PROBLEM: Extract the complete data exactly as given.

DATA TO PROCESS:
- - -

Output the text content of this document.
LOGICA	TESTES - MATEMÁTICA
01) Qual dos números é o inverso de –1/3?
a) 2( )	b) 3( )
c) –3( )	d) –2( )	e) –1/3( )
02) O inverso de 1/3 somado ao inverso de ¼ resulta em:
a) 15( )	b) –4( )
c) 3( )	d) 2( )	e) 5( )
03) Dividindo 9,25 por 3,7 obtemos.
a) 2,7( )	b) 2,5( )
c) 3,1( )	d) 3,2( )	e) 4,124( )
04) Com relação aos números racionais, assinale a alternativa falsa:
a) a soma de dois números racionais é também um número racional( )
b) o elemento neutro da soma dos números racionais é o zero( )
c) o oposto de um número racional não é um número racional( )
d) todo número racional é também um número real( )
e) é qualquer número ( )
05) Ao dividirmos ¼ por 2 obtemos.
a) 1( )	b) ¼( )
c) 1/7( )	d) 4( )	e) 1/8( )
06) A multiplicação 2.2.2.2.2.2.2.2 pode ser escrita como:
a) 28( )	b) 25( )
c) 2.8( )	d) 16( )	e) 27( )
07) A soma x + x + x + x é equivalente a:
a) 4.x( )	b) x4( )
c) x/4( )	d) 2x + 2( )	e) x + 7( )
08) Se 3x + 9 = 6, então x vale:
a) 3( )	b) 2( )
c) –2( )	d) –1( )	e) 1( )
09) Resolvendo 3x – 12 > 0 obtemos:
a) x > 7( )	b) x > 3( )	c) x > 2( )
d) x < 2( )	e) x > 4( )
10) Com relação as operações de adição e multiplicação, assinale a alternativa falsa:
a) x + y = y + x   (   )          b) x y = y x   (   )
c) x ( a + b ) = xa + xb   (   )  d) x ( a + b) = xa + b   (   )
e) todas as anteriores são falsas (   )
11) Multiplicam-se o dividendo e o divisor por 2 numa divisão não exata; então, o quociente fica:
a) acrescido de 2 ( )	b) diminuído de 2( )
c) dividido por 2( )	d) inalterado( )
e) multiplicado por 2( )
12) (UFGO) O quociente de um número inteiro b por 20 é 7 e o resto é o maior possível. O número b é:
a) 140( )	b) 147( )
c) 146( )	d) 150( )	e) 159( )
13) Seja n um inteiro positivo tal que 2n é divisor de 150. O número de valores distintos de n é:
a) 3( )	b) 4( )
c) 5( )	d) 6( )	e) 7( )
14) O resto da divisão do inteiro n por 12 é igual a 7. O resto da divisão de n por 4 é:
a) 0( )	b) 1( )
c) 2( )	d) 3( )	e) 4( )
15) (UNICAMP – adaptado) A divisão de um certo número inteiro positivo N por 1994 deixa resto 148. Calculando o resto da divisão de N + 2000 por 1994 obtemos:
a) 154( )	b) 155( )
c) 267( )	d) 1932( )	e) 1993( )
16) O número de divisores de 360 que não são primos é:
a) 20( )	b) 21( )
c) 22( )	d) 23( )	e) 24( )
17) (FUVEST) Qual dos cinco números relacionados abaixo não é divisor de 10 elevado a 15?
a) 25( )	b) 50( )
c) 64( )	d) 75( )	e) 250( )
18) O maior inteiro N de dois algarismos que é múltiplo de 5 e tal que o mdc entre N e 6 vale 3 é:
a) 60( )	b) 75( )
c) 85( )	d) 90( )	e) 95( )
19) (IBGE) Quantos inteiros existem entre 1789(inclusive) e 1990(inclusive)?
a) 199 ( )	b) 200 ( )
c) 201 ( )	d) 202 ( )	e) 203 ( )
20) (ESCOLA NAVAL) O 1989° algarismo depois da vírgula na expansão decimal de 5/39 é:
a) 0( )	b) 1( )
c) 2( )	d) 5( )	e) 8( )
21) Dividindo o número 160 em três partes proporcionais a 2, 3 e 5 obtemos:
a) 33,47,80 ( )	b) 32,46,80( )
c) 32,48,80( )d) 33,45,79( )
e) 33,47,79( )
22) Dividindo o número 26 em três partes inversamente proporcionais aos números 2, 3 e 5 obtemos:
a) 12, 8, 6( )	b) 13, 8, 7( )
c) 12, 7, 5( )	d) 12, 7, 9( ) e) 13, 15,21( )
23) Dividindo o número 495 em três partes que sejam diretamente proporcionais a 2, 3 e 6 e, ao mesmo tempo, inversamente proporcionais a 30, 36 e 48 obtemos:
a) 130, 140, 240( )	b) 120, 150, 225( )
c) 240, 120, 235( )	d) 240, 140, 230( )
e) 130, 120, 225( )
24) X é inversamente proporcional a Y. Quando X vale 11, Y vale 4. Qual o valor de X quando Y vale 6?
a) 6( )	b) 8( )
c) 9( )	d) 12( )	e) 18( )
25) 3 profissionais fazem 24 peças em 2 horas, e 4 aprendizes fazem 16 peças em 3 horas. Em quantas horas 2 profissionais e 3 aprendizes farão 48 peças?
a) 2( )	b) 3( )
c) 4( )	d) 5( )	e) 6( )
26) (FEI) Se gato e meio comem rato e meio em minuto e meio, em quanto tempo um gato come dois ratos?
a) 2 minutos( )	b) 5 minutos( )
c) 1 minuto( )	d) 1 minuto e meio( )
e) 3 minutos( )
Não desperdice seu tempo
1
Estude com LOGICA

- - -

CORRECT ANSWER:
Output the text content of this document.
LOGICA	TESTES - MATEMÁTICA
01) Qual dos números é o inverso de –1/3?
a) 2( )	b) 3( )
c) –3( )	d) –2( )	e) –1/3( )
02) O inverso de 1/3 somado ao inverso de ¼ resulta em:
a) 15( )	b) –4( )
c) 3( )	d) 2( )	e) 5( )
03) Dividindo 9,25 por 3,7 obtemos.
a) 2,7( )	b) 2,5( )
c) 3,1( )	d) 3,2( )	e) 4,124( )
04) Com relação aos números racionais, assinale a alternativa falsa:
a) a soma de dois números racionais é também um número racional( )
b) o elemento neutro da soma dos números racionais é o zero( )
c) o oposto de um número racional não é um número racional( )
d) todo número racional é também um número real( )
e) é qualquer número ( )
05) Ao dividirmos ¼ por 2 obtemos.
a) 1( )	b) ¼( )
c) 1/7( )	d) 4( )	e) 1/8( )
06) A multiplicação 2.2.2.2.2.2.2.2 pode ser escrita como:
a) 28( )	b) 25( )
c) 2.8( )	d) 16( )	e) 27( )
07) A soma x + x + x + x é equivalente a:
a) 4.x( )	b) x4( )
c) x/4( )	d) 2x + 2( )	e) x + 7( )
08) Se 3x + 9 = 6, então x vale:
a) 3( )	b) 2( )
c) –2( )	d) –1( )	e) 1( )
09) Resolvendo 3x – 12 > 0 obtemos:
a) x > 7( )	b) x > 3( )	c) x > 2( )
d) x < 2( )	e) x > 4( )
10) Com relação as operações de adição e multiplicação, assinale a alternativa falsa:
a) x + y = y + x   (   )          b) x y = y x   (   )
c) x ( a + b ) = xa + xb   (   )  d) x ( a + b) = xa + b   (   )
e) todas as anteriores são falsas (   )
11) Multiplicam-se o dividendo e o divisor por 2 numa divisão não exata; então, o quociente fica:
a) acrescido de 2 ( )	b) diminuído de 2( )
c) dividido por 2( )	d) inalterado( )
e) multiplicado por 2( )
12) (UFGO) O quociente de um número inteiro b por 20 é 7 e o resto é o maior possível. O número b é:
a) 140( )	b) 147( )
c) 146( )	d) 150( )	e) 159( )
13) Seja n um inteiro positivo tal que 2n é divisor de 150. O número de valores distintos de n é:
a) 3( )	b) 4( )
c) 5( )	d) 6( )	e) 7( )
14) O resto da divisão do inteiro n por 12 é igual a 7. O resto da divisão de n por 4 é:
a) 0( )	b) 1( )
c) 2( )	d) 3( )	e) 4( )
15) (UNICAMP – adaptado) A divisão de um certo número inteiro positivo N por 1994 deixa resto 148. Calculando o resto da divisão de N + 2000 por 1994 obtemos:
a) 154( )	b) 155( )
c) 267( )	d) 1932( )	e) 1993( )
16) O número de divisores de 360 que não são primos é:
a) 20( )	b) 21( )
c) 22( )	d) 23( )	e) 24( )
17) (FUVEST) Qual dos cinco números relacionados abaixo não é divisor de 10 elevado a 15?
a) 25( )	b) 50( )
c) 64( )	d) 75( )	e) 250( )
18) O maior inteiro N de dois algarismos que é múltiplo de 5 e tal que o mdc entre N e 6 vale 3 é:
a) 60( )	b) 75( )
c) 85( )	d) 90( )	e) 95( )
19) (IBGE) Quantos inteiros existem entre 1789(inclusive) e 1990(inclusive)?
a) 199 ( )	b) 200 ( )
c) 201 ( )	d) 202 ( )	e) 203 ( )
20) (ESCOLA NAVAL) O 1989° algarismo depois da vírgula na expansão decimal de 5/39 é:
a) 0( )	b) 1( )
c) 2( )	d) 5( )	e) 8( )
21) Dividindo o número 160 em três partes proporcionais a 2, 3 e 5 obtemos:
a) 33,47,80 ( )	b) 32,46,80( )
c) 32,48,80( )d) 33,45,79( )
e) 33,47,79( )
22) Dividindo o número 26 em três partes inversamente proporcionais aos números 2, 3 e 5 obtemos:
a) 12, 8, 6( )	b) 13, 8, 7( )
c) 12, 7, 5( )	d) 12, 7, 9( ) e) 13, 15,21( )
23) Dividindo o número 495 em três partes que sejam diretamente proporcionais a 2, 3 e 6 e, ao mesmo tempo, inversamente proporcionais a 30, 36 e 48 obtemos:
a) 130, 140, 240( )	b) 120, 150, 225( )
c) 240, 120, 235( )	d) 240, 140, 230( )
e) 130, 120, 225( )
24) X é inversamente proporcional a Y. Quando X vale 11, Y vale 4. Qual o valor de X quando Y vale 6?
a) 6( )	b) 8( )
c) 9( )	d) 12( )	e) 18( )
25) 3 profissionais fazem 24 peças em 2 horas, e 4 aprendizes fazem 16 peças em 3 horas. Em quantas horas 2 profissionais e 3 aprendizes farão 48 peças?
a) 2( )	b) 3( )
c) 4( )	d) 5( )	e) 6( )
26) (FEI) Se gato e meio comem rato e meio em minuto e meio, em quanto tempo um gato come dois ratos?
a) 2 minutos( )	b) 5 minutos( )
c) 1 minuto( )	d) 1 minuto e meio( )
e) 3 minutos( )
Não desperdice seu tempo
1
Estude com LOGICA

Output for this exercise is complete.